Data listing

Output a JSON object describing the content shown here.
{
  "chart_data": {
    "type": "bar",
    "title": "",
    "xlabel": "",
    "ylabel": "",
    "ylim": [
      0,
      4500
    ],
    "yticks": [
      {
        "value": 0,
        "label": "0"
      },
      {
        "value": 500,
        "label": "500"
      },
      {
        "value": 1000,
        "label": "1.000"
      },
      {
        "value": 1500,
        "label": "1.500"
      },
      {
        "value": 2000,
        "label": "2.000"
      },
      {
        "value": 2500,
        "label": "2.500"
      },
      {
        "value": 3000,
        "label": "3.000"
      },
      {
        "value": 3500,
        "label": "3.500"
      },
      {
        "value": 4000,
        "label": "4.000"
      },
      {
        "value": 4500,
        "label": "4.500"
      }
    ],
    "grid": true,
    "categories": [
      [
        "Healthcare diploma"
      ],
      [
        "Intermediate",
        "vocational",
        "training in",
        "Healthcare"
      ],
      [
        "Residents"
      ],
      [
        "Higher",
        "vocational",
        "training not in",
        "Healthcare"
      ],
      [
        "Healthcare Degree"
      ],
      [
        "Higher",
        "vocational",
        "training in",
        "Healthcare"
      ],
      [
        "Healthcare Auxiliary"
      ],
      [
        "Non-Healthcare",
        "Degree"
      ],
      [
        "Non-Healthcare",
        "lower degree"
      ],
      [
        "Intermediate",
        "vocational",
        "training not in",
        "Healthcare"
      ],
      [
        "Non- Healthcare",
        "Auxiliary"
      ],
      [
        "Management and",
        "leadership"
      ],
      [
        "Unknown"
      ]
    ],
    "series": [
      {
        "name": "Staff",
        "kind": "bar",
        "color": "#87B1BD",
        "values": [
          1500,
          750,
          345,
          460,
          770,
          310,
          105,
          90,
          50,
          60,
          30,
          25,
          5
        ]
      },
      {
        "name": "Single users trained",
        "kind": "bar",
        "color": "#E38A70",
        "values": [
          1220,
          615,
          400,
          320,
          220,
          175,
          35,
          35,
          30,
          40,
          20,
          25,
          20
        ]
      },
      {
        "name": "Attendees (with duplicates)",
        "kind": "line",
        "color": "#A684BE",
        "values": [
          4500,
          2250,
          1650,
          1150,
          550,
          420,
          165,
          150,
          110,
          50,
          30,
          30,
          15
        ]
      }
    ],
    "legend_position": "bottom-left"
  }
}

## [GIVEN REQUEST]
Extract every line that has the string "name" in it.

## [COMPLETE RESPONSE]
        "name": "Staff",
        "name": "Single users trained",
        "name": "Attendees (with duplicates)",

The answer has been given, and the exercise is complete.